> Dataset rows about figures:
==========

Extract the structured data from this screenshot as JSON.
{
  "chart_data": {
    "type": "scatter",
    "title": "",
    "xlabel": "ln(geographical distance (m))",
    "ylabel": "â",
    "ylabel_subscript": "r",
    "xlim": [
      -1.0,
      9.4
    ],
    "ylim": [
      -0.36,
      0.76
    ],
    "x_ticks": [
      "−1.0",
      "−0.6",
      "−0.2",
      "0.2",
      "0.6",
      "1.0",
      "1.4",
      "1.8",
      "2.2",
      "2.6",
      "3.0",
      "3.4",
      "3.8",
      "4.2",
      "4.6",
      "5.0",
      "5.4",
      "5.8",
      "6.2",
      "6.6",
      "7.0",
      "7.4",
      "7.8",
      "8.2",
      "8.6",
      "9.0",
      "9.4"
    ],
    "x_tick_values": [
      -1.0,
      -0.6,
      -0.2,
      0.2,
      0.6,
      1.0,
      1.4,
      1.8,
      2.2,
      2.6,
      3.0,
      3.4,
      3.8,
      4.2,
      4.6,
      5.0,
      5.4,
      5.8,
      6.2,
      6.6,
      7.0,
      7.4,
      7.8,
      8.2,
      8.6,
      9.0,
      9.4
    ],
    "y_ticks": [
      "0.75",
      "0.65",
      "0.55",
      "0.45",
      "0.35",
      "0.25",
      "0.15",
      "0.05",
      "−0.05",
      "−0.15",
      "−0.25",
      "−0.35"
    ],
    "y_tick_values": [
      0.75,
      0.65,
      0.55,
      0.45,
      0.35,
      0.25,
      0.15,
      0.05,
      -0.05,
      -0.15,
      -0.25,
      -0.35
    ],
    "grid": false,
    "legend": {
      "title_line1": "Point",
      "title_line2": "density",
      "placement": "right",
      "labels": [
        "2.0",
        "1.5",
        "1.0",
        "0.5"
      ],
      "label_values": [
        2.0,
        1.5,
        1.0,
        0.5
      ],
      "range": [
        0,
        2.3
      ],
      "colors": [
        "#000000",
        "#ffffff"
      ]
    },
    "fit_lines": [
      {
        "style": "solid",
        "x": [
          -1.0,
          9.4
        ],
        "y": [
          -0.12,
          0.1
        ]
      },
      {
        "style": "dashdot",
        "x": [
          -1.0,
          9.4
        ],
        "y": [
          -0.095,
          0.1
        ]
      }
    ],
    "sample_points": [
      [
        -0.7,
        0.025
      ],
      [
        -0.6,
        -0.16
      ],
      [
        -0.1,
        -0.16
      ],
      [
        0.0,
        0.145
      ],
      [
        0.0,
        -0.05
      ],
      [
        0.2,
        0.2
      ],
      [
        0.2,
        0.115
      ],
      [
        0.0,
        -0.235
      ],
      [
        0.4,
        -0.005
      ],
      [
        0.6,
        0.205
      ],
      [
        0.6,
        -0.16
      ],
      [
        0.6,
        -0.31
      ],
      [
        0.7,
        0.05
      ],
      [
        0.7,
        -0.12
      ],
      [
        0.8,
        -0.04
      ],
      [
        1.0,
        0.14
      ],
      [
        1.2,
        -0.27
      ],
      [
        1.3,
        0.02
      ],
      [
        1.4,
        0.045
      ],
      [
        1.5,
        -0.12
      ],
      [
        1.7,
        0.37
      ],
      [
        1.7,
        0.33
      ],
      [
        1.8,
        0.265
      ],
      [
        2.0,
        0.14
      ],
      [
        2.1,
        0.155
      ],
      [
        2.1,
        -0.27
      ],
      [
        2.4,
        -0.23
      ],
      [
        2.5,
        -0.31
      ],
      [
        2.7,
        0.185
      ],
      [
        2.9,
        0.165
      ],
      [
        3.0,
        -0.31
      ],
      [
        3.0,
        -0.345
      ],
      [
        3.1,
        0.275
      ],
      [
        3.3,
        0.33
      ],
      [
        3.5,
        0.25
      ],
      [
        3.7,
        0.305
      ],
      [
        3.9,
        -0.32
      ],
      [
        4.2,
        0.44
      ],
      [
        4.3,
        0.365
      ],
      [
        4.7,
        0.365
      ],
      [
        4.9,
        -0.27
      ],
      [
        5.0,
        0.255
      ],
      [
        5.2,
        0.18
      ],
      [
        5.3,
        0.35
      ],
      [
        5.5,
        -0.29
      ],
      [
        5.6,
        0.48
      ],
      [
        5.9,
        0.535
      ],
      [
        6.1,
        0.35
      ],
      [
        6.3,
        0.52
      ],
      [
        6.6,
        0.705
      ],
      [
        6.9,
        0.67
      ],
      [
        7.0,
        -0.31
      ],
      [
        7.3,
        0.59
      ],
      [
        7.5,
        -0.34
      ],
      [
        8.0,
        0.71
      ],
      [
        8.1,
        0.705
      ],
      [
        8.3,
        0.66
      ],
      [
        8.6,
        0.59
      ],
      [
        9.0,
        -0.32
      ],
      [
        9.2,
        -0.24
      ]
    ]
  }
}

==========

> Requirement: Word for word, restate all of the data shown above.

> Solved exercise:
Extract the structured data from this screenshot as JSON.
{
  "chart_data": {
    "type": "scatter",
    "title": "",
    "xlabel": "ln(geographical distance (m))",
    "ylabel": "â",
    "ylabel_subscript": "r",
    "xlim": [
      -1.0,
      9.4
    ],
    "ylim": [
      -0.36,
      0.76
    ],
    "x_ticks": [
      "−1.0",
      "−0.6",
      "−0.2",
      "0.2",
      "0.6",
      "1.0",
      "1.4",
      "1.8",
      "2.2",
      "2.6",
      "3.0",
      "3.4",
      "3.8",
      "4.2",
      "4.6",
      "5.0",
      "5.4",
      "5.8",
      "6.2",
      "6.6",
      "7.0",
      "7.4",
      "7.8",
      "8.2",
      "8.6",
      "9.0",
      "9.4"
    ],
    "x_tick_values": [
      -1.0,
      -0.6,
      -0.2,
      0.2,
      0.6,
      1.0,
      1.4,
      1.8,
      2.2,
      2.6,
      3.0,
      3.4,
      3.8,
      4.2,
      4.6,
      5.0,
      5.4,
      5.8,
      6.2,
      6.6,
      7.0,
      7.4,
      7.8,
      8.2,
      8.6,
      9.0,
      9.4
    ],
    "y_ticks": [
      "0.75",
      "0.65",
      "0.55",
      "0.45",
      "0.35",
      "0.25",
      "0.15",
      "0.05",
      "−0.05",
      "−0.15",
      "−0.25",
      "−0.35"
    ],
    "y_tick_values": [
      0.75,
      0.65,
      0.55,
      0.45,
      0.35,
      0.25,
      0.15,
      0.05,
      -0.05,
      -0.15,
      -0.25,
      -0.35
    ],
    "grid": false,
    "legend": {
      "title_line1": "Point",
      "title_line2": "density",
      "placement": "right",
      "labels": [
        "2.0",
        "1.5",
        "1.0",
        "0.5"
      ],
      "label_values": [
        2.0,
        1.5,
        1.0,
        0.5
      ],
      "range": [
        0,
        2.3
      ],
      "colors": [
        "#000000",
        "#ffffff"
      ]
    },
    "fit_lines": [
      {
        "style": "solid",
        "x": [
          -1.0,
          9.4
        ],
        "y": [
          -0.12,
          0.1
        ]
      },
      {
        "style": "dashdot",
        "x": [
          -1.0,
          9.4
        ],
        "y": [
          -0.095,
          0.1
        ]
      }
    ],
    "sample_points": [
      [
        -0.7,
        0.025
      ],
      [
        -0.6,
        -0.16
      ],
      [
        -0.1,
        -0.16
      ],
      [
        0.0,
        0.145
      ],
      [
        0.0,
        -0.05
      ],
      [
        0.2,
        0.2
      ],
      [
        0.2,
        0.115
      ],
      [
        0.0,
        -0.235
      ],
      [
        0.4,
        -0.005
      ],
      [
        0.6,
        0.205
      ],
      [
        0.6,
        -0.16
      ],
      [
        0.6,
        -0.31
      ],
      [
        0.7,
        0.05
      ],
      [
        0.7,
        -0.12
      ],
      [
        0.8,
        -0.04
      ],
      [
        1.0,
        0.14
      ],
      [
        1.2,
        -0.27
      ],
      [
        1.3,
        0.02
      ],
      [
        1.4,
        0.045
      ],
      [
        1.5,
        -0.12
      ],
      [
        1.7,
        0.37
      ],
      [
        1.7,
        0.33
      ],
      [
        1.8,
        0.265
      ],
      [
        2.0,
        0.14
      ],
      [
        2.1,
        0.155
      ],
      [
        2.1,
        -0.27
      ],
      [
        2.4,
        -0.23
      ],
      [
        2.5,
        -0.31
      ],
      [
        2.7,
        0.185
      ],
      [
        2.9,
        0.165
      ],
      [
        3.0,
        -0.31
      ],
      [
        3.0,
        -0.345
      ],
      [
        3.1,
        0.275
      ],
      [
        3.3,
        0.33
      ],
      [
        3.5,
        0.25
      ],
      [
        3.7,
        0.305
      ],
      [
        3.9,
        -0.32
      ],
      [
        4.2,
        0.44
      ],
      [
        4.3,
        0.365
      ],
      [
        4.7,
        0.365
      ],
      [
        4.9,
        -0.27
      ],
      [
        5.0,
        0.255
      ],
      [
        5.2,
        0.18
      ],
      [
        5.3,
        0.35
      ],
      [
        5.5,
        -0.29
      ],
      [
        5.6,
        0.48
      ],
      [
        5.9,
        0.535
      ],
      [
        6.1,
        0.35
      ],
      [
        6.3,
        0.52
      ],
      [
        6.6,
        0.705
      ],
      [
        6.9,
        0.67
      ],
      [
        7.0,
        -0.31
      ],
      [
        7.3,
        0.59
      ],
      [
        7.5,
        -0.34
      ],
      [
        8.0,
        0.71
      ],
      [
        8.1,
        0.705
      ],
      [
        8.3,
        0.66
      ],
      [
        8.6,
        0.59
      ],
      [
        9.0,
        -0.32
      ],
      [
        9.2,
        -0.24
      ]
    ]
  }
}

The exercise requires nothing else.